▶ [Supplied data]
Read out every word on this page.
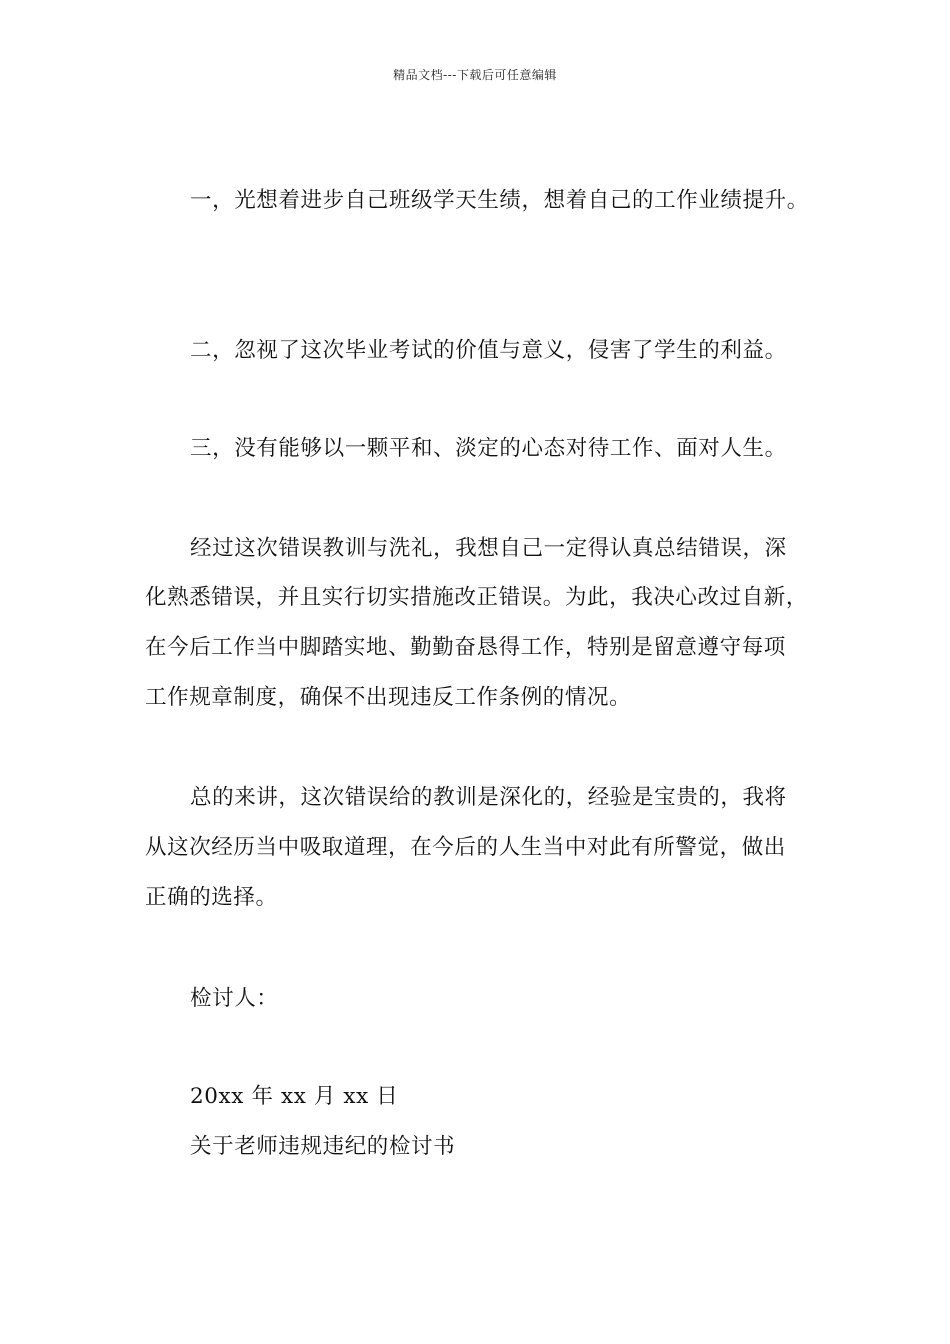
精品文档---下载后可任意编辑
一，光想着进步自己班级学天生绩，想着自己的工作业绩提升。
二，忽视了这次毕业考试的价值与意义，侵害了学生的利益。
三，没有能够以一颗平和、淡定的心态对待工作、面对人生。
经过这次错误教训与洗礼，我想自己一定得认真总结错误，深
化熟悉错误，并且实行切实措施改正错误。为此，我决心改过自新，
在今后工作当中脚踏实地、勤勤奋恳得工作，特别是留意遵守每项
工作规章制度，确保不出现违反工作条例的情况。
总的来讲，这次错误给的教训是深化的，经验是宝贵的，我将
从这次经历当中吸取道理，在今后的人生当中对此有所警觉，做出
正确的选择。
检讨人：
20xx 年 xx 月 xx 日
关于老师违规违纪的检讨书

▶ [Brief] Repeat everything in the records precisely. Images are excluded from the copy.

▶ [Written answer]
Read out every word on this page.
精品文档---下载后可任意编辑
一，光想着进步自己班级学天生绩，想着自己的工作业绩提升。
二，忽视了这次毕业考试的价值与意义，侵害了学生的利益。
三，没有能够以一颗平和、淡定的心态对待工作、面对人生。
经过这次错误教训与洗礼，我想自己一定得认真总结错误，深
化熟悉错误，并且实行切实措施改正错误。为此，我决心改过自新，
在今后工作当中脚踏实地、勤勤奋恳得工作，特别是留意遵守每项
工作规章制度，确保不出现违反工作条例的情况。
总的来讲，这次错误给的教训是深化的，经验是宝贵的，我将
从这次经历当中吸取道理，在今后的人生当中对此有所警觉，做出
正确的选择。
检讨人：
20xx 年 xx 月 xx 日
关于老师违规违纪的检讨书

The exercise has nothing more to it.